EXERCISE |
Retype the complete listing exactly as it appears.

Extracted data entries
================================
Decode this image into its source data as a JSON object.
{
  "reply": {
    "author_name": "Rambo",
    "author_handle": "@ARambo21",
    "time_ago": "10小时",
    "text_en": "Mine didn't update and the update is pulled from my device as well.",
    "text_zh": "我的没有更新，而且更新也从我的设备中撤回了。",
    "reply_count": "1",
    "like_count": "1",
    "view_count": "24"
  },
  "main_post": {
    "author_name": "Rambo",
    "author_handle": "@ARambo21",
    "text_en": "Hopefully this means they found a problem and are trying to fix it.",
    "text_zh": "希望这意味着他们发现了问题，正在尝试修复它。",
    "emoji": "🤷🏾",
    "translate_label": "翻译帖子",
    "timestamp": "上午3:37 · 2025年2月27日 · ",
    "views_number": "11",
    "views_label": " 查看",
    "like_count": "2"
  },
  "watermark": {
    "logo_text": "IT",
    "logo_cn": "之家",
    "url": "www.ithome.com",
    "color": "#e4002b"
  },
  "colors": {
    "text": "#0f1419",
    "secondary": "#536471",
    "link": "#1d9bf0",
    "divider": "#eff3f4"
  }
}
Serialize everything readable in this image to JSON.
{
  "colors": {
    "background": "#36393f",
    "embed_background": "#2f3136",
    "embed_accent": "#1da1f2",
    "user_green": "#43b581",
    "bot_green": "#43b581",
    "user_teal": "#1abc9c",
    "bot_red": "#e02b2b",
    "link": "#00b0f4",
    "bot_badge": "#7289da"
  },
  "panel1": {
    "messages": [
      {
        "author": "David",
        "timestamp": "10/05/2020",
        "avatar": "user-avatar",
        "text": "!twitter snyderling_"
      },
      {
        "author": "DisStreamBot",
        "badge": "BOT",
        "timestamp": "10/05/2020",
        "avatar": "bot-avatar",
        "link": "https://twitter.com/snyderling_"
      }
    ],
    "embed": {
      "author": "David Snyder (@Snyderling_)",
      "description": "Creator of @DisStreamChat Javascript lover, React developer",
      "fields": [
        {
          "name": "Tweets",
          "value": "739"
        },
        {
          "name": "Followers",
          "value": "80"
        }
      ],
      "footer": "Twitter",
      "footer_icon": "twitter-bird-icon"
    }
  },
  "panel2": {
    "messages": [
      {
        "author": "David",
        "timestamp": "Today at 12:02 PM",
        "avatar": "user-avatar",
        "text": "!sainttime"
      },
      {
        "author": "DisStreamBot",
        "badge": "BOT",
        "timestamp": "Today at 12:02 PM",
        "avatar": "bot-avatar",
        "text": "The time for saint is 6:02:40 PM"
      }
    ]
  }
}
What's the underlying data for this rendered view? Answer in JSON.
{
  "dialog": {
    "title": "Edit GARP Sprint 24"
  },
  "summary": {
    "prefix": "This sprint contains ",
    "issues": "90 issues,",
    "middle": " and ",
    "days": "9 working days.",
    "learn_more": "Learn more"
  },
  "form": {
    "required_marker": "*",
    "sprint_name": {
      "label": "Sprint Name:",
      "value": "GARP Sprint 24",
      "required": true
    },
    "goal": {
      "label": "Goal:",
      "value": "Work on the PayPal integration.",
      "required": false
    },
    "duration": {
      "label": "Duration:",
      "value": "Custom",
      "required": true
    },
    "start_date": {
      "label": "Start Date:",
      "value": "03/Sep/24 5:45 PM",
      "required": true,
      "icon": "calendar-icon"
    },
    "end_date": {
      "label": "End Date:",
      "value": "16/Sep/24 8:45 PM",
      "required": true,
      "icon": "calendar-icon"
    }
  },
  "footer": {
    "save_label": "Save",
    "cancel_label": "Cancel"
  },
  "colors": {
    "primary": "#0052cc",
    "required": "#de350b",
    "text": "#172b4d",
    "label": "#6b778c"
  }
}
================================
COMPLETED EXERCISE |
Decode this image into its source data as a JSON object.
{
  "reply": {
    "author_name": "Rambo",
    "author_handle": "@ARambo21",
    "time_ago": "10小时",
    "text_en": "Mine didn't update and the update is pulled from my device as well.",
    "text_zh": "我的没有更新，而且更新也从我的设备中撤回了。",
    "reply_count": "1",
    "like_count": "1",
    "view_count": "24"
  },
  "main_post": {
    "author_name": "Rambo",
    "author_handle": "@ARambo21",
    "text_en": "Hopefully this means they found a problem and are trying to fix it.",
    "text_zh": "希望这意味着他们发现了问题，正在尝试修复它。",
    "emoji": "🤷🏾",
    "translate_label": "翻译帖子",
    "timestamp": "上午3:37 · 2025年2月27日 · ",
    "views_number": "11",
    "views_label": " 查看",
    "like_count": "2"
  },
  "watermark": {
    "logo_text": "IT",
    "logo_cn": "之家",
    "url": "www.ithome.com",
    "color": "#e4002b"
  },
  "colors": {
    "text": "#0f1419",
    "secondary": "#536471",
    "link": "#1d9bf0",
    "divider": "#eff3f4"
  }
}
Serialize everything readable in this image to JSON.
{
  "colors": {
    "background": "#36393f",
    "embed_background": "#2f3136",
    "embed_accent": "#1da1f2",
    "user_green": "#43b581",
    "bot_green": "#43b581",
    "user_teal": "#1abc9c",
    "bot_red": "#e02b2b",
    "link": "#00b0f4",
    "bot_badge": "#7289da"
  },
  "panel1": {
    "messages": [
      {
        "author": "David",
        "timestamp": "10/05/2020",
        "avatar": "user-avatar",
        "text": "!twitter snyderling_"
      },
      {
        "author": "DisStreamBot",
        "badge": "BOT",
        "timestamp": "10/05/2020",
        "avatar": "bot-avatar",
        "link": "https://twitter.com/snyderling_"
      }
    ],
    "embed": {
      "author": "David Snyder (@Snyderling_)",
      "description": "Creator of @DisStreamChat Javascript lover, React developer",
      "fields": [
        {
          "name": "Tweets",
          "value": "739"
        },
        {
          "name": "Followers",
          "value": "80"
        }
      ],
      "footer": "Twitter",
      "footer_icon": "twitter-bird-icon"
    }
  },
  "panel2": {
    "messages": [
      {
        "author": "David",
        "timestamp": "Today at 12:02 PM",
        "avatar": "user-avatar",
        "text": "!sainttime"
      },
      {
        "author": "DisStreamBot",
        "badge": "BOT",
        "timestamp": "Today at 12:02 PM",
        "avatar": "bot-avatar",
        "text": "The time for saint is 6:02:40 PM"
      }
    ]
  }
}
What's the underlying data for this rendered view? Answer in JSON.
{
  "dialog": {
    "title": "Edit GARP Sprint 24"
  },
  "summary": {
    "prefix": "This sprint contains ",
    "issues": "90 issues,",
    "middle": " and ",
    "days": "9 working days.",
    "learn_more": "Learn more"
  },
  "form": {
    "required_marker": "*",
    "sprint_name": {
      "label": "Sprint Name:",
      "value": "GARP Sprint 24",
      "required": true
    },
    "goal": {
      "label": "Goal:",
      "value": "Work on the PayPal integration.",
      "required": false
    },
    "duration": {
      "label": "Duration:",
      "value": "Custom",
      "required": true
    },
    "start_date": {
      "label": "Start Date:",
      "value": "03/Sep/24 5:45 PM",
      "required": true,
      "icon": "calendar-icon"
    },
    "end_date": {
      "label": "End Date:",
      "value": "16/Sep/24 8:45 PM",
      "required": true,
      "icon": "calendar-icon"
    }
  },
  "footer": {
    "save_label": "Save",
    "cancel_label": "Cancel"
  },
  "colors": {
    "primary": "#0052cc",
    "required": "#de350b",
    "text": "#172b4d",
    "label": "#6b778c"
  }
}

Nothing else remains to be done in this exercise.